Entries provided

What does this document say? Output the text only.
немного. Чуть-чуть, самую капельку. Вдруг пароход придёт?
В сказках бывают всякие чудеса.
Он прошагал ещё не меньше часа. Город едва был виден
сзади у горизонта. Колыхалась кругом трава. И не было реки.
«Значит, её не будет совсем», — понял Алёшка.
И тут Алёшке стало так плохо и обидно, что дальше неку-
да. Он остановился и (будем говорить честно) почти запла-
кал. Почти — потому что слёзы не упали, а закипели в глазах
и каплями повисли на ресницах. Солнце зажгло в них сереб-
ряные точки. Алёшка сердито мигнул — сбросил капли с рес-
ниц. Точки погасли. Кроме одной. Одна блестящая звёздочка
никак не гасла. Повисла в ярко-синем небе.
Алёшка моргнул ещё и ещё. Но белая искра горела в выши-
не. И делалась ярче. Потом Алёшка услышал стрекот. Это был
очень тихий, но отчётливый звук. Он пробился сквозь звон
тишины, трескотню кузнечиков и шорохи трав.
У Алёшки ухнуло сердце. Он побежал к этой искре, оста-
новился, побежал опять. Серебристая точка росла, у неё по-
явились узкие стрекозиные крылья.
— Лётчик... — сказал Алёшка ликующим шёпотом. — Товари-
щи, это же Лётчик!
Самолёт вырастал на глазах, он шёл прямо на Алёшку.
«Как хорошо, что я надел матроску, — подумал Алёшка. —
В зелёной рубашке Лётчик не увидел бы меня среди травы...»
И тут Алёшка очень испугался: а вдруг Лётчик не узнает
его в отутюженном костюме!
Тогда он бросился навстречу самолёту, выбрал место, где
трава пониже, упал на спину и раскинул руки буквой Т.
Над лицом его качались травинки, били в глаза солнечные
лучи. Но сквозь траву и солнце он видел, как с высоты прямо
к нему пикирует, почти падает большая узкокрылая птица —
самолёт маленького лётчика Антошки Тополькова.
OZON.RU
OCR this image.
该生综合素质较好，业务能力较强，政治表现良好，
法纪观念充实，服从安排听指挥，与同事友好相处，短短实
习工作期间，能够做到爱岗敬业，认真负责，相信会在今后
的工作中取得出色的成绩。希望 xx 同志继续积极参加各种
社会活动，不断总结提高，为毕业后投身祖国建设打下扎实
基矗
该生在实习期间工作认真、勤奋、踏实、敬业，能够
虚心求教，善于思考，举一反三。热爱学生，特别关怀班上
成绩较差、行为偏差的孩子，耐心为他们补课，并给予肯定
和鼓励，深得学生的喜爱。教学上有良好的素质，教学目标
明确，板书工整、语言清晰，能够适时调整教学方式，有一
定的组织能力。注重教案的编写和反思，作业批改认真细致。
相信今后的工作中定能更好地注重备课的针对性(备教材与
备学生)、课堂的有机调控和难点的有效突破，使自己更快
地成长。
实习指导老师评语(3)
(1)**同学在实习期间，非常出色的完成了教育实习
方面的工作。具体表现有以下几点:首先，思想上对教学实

Requirement
What is the number of lines in the listing above that contain the string "Алёшка"? Give only the number.

Response for this exercise
7